--- RAW RECORDS ---
______

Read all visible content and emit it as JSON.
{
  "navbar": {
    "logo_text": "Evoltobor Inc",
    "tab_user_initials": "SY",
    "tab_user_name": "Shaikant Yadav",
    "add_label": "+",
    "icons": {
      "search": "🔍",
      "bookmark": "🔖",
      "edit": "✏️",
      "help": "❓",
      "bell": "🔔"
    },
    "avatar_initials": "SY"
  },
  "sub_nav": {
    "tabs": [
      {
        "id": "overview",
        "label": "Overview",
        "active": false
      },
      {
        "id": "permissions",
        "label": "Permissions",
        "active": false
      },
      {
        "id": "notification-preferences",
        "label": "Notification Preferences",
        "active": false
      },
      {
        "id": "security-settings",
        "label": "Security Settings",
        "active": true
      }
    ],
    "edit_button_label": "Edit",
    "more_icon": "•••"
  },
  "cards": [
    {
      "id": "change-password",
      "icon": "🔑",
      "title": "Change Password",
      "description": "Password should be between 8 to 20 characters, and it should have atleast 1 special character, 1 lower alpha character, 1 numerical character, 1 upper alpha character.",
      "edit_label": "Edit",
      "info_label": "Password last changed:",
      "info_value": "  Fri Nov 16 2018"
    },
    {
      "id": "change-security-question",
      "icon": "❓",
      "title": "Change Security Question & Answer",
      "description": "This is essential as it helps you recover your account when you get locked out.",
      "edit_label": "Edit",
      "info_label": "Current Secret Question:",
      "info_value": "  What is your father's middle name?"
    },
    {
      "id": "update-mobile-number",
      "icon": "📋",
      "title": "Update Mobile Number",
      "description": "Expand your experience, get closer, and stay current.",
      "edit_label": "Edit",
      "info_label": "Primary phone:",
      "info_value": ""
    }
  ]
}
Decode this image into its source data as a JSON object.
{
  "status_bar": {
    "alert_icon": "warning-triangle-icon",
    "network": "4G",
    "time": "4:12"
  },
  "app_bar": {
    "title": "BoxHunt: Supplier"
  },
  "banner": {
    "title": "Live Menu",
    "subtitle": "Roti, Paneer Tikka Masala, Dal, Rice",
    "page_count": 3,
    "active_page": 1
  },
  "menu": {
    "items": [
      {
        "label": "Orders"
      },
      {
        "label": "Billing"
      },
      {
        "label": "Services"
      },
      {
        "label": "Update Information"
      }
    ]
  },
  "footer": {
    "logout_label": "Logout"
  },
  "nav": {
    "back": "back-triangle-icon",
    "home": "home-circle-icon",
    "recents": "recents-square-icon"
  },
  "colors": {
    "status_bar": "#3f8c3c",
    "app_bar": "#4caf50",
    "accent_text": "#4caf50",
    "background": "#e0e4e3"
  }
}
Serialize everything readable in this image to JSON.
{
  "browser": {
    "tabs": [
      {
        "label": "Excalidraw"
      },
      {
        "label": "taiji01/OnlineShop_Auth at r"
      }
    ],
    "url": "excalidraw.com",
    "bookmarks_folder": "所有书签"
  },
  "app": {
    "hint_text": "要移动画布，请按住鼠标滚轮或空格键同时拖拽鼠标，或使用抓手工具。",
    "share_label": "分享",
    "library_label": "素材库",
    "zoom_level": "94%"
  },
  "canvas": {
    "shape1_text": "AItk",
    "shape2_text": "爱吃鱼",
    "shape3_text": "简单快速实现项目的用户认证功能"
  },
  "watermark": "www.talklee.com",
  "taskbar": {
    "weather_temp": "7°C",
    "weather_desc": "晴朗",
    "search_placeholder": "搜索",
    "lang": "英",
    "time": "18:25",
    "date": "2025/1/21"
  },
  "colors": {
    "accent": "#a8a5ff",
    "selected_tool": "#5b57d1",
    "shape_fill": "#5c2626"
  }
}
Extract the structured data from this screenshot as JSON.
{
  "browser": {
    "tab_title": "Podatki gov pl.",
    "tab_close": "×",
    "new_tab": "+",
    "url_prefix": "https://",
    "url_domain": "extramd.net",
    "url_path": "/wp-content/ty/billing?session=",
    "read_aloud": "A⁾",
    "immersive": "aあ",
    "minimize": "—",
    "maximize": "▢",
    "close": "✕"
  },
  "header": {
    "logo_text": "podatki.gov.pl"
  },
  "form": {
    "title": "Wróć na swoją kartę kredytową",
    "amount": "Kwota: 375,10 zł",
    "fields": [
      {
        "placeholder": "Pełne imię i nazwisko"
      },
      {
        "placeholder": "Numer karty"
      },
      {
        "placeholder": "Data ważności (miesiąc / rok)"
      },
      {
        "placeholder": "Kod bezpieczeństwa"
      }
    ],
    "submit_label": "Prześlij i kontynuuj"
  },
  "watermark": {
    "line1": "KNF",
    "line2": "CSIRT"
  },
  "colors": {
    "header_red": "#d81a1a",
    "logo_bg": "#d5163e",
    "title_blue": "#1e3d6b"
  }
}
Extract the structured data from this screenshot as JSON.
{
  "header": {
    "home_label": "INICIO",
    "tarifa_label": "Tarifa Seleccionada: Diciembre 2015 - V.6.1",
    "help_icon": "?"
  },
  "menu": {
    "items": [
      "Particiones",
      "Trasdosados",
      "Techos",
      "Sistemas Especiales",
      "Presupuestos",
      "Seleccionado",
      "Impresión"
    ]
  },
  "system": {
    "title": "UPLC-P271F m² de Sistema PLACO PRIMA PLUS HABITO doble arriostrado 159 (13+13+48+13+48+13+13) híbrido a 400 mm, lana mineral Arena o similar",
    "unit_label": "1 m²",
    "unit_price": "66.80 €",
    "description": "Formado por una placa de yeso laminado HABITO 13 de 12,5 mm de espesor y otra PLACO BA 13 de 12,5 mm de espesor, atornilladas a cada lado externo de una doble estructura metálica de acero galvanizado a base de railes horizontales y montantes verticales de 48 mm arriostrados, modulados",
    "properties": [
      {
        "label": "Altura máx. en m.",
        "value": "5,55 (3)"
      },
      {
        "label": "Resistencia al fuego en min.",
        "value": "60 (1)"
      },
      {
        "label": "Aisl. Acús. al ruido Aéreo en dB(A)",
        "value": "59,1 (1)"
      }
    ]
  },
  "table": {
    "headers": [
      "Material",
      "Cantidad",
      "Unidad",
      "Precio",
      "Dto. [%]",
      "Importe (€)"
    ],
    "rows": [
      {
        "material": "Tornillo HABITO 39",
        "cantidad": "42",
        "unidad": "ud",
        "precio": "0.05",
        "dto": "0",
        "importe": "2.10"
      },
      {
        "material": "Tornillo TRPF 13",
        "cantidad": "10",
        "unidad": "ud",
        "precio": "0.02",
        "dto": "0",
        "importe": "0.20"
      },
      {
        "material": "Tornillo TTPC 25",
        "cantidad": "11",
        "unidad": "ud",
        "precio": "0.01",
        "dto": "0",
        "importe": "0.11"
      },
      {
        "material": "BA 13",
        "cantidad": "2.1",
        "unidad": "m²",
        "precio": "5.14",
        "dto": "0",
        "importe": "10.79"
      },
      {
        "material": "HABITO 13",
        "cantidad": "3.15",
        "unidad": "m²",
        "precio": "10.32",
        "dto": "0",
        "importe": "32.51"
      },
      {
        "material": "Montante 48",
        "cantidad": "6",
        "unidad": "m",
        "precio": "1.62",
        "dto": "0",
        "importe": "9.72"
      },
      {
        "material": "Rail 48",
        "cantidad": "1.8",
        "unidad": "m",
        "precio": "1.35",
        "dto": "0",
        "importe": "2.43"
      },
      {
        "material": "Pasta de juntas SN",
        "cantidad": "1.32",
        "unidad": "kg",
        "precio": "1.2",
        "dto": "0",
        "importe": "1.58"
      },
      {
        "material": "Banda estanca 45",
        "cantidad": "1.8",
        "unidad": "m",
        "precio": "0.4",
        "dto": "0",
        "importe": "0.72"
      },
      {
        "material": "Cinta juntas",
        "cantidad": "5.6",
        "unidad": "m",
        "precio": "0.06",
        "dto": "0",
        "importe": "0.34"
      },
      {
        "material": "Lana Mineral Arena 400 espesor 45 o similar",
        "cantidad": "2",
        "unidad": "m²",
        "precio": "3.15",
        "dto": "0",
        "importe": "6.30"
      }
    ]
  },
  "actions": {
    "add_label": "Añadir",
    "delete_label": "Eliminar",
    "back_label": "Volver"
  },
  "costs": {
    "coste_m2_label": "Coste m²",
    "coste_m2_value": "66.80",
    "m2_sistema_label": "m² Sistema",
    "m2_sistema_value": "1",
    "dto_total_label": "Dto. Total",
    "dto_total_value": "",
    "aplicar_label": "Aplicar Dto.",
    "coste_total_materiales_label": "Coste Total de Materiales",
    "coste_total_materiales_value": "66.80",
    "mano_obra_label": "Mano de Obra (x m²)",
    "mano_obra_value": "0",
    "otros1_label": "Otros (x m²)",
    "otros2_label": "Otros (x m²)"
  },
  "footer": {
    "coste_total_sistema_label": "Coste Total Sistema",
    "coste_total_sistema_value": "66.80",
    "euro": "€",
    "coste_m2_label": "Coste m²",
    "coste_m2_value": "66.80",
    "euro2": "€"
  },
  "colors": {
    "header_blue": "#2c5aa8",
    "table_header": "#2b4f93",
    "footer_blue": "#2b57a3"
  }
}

______

--- YOUR OBJECTIVE ---
Check each line above for the word "content", and copy the lines where it appears.

--- WRITTEN ANSWER ---
Read all visible content and emit it as JSON.
    "url_path": "/wp-content/ty/billing?session=",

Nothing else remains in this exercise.